▶ [Input]:
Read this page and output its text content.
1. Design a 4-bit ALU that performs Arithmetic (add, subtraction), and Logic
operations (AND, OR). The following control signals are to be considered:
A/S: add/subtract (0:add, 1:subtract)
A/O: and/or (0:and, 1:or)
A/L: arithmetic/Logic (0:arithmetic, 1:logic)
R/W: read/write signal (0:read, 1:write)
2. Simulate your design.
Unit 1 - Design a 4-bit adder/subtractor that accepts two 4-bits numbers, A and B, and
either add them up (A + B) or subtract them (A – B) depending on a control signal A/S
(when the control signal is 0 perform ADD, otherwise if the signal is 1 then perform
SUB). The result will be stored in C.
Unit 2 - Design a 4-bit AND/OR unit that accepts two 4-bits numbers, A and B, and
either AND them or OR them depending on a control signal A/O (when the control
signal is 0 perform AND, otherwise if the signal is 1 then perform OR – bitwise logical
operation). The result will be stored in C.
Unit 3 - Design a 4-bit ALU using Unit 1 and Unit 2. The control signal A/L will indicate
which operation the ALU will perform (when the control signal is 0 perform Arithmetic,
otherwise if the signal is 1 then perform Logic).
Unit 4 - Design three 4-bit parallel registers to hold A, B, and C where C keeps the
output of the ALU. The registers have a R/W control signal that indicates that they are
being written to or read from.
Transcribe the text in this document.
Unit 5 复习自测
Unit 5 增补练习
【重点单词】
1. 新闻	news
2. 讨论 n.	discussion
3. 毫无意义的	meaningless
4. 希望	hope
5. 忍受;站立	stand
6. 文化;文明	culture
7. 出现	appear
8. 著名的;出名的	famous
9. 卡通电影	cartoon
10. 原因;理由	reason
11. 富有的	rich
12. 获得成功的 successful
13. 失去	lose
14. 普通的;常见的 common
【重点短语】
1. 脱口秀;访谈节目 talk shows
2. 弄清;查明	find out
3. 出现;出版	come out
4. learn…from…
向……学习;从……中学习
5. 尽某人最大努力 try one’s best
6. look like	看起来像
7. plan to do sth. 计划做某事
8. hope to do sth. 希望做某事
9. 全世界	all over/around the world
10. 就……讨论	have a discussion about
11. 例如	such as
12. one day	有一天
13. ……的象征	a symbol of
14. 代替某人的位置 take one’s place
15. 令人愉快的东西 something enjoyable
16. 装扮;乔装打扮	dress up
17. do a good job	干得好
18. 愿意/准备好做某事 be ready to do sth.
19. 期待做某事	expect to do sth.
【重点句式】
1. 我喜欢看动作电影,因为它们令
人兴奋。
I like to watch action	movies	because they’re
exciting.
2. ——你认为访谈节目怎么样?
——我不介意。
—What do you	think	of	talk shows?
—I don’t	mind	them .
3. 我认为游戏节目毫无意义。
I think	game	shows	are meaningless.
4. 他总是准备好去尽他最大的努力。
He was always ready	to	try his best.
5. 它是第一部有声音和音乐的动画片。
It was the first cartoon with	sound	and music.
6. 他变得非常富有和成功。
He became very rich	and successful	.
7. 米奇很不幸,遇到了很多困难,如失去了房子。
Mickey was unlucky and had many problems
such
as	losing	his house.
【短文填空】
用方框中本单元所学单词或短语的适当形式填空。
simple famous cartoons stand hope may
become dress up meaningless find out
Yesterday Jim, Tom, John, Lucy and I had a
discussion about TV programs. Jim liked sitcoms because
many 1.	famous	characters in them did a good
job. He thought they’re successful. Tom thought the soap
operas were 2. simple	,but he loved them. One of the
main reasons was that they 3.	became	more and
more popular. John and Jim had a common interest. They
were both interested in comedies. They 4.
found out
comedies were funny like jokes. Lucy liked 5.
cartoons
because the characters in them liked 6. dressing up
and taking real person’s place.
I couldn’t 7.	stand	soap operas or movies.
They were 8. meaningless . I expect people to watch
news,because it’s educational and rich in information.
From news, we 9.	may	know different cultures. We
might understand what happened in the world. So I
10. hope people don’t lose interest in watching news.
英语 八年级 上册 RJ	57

▶ [Task description]: Each record above should be restated word for word.

▶ [Output of the task]:
Read this page and output its text content.
1. Design a 4-bit ALU that performs Arithmetic (add, subtraction), and Logic
operations (AND, OR). The following control signals are to be considered:
A/S: add/subtract (0:add, 1:subtract)
A/O: and/or (0:and, 1:or)
A/L: arithmetic/Logic (0:arithmetic, 1:logic)
R/W: read/write signal (0:read, 1:write)
2. Simulate your design.
Unit 1 - Design a 4-bit adder/subtractor that accepts two 4-bits numbers, A and B, and
either add them up (A + B) or subtract them (A – B) depending on a control signal A/S
(when the control signal is 0 perform ADD, otherwise if the signal is 1 then perform
SUB). The result will be stored in C.
Unit 2 - Design a 4-bit AND/OR unit that accepts two 4-bits numbers, A and B, and
either AND them or OR them depending on a control signal A/O (when the control
signal is 0 perform AND, otherwise if the signal is 1 then perform OR – bitwise logical
operation). The result will be stored in C.
Unit 3 - Design a 4-bit ALU using Unit 1 and Unit 2. The control signal A/L will indicate
which operation the ALU will perform (when the control signal is 0 perform Arithmetic,
otherwise if the signal is 1 then perform Logic).
Unit 4 - Design three 4-bit parallel registers to hold A, B, and C where C keeps the
output of the ALU. The registers have a R/W control signal that indicates that they are
being written to or read from.
Transcribe the text in this document.
Unit 5 复习自测
Unit 5 增补练习
【重点单词】
1. 新闻	news
2. 讨论 n.	discussion
3. 毫无意义的	meaningless
4. 希望	hope
5. 忍受;站立	stand
6. 文化;文明	culture
7. 出现	appear
8. 著名的;出名的	famous
9. 卡通电影	cartoon
10. 原因;理由	reason
11. 富有的	rich
12. 获得成功的 successful
13. 失去	lose
14. 普通的;常见的 common
【重点短语】
1. 脱口秀;访谈节目 talk shows
2. 弄清;查明	find out
3. 出现;出版	come out
4. learn…from…
向……学习;从……中学习
5. 尽某人最大努力 try one’s best
6. look like	看起来像
7. plan to do sth. 计划做某事
8. hope to do sth. 希望做某事
9. 全世界	all over/around the world
10. 就……讨论	have a discussion about
11. 例如	such as
12. one day	有一天
13. ……的象征	a symbol of
14. 代替某人的位置 take one’s place
15. 令人愉快的东西 something enjoyable
16. 装扮;乔装打扮	dress up
17. do a good job	干得好
18. 愿意/准备好做某事 be ready to do sth.
19. 期待做某事	expect to do sth.
【重点句式】
1. 我喜欢看动作电影,因为它们令
人兴奋。
I like to watch action	movies	because they’re
exciting.
2. ——你认为访谈节目怎么样?
——我不介意。
—What do you	think	of	talk shows?
—I don’t	mind	them .
3. 我认为游戏节目毫无意义。
I think	game	shows	are meaningless.
4. 他总是准备好去尽他最大的努力。
He was always ready	to	try his best.
5. 它是第一部有声音和音乐的动画片。
It was the first cartoon with	sound	and music.
6. 他变得非常富有和成功。
He became very rich	and successful	.
7. 米奇很不幸,遇到了很多困难,如失去了房子。
Mickey was unlucky and had many problems
such
as	losing	his house.
【短文填空】
用方框中本单元所学单词或短语的适当形式填空。
simple famous cartoons stand hope may
become dress up meaningless find out
Yesterday Jim, Tom, John, Lucy and I had a
discussion about TV programs. Jim liked sitcoms because
many 1.	famous	characters in them did a good
job. He thought they’re successful. Tom thought the soap
operas were 2. simple	,but he loved them. One of the
main reasons was that they 3.	became	more and
more popular. John and Jim had a common interest. They
were both interested in comedies. They 4.
found out
comedies were funny like jokes. Lucy liked 5.
cartoons
because the characters in them liked 6. dressing up
and taking real person’s place.
I couldn’t 7.	stand	soap operas or movies.
They were 8. meaningless . I expect people to watch
news,because it’s educational and rich in information.
From news, we 9.	may	know different cultures. We
might understand what happened in the world. So I
10. hope people don’t lose interest in watching news.
英语 八年级 上册 RJ	57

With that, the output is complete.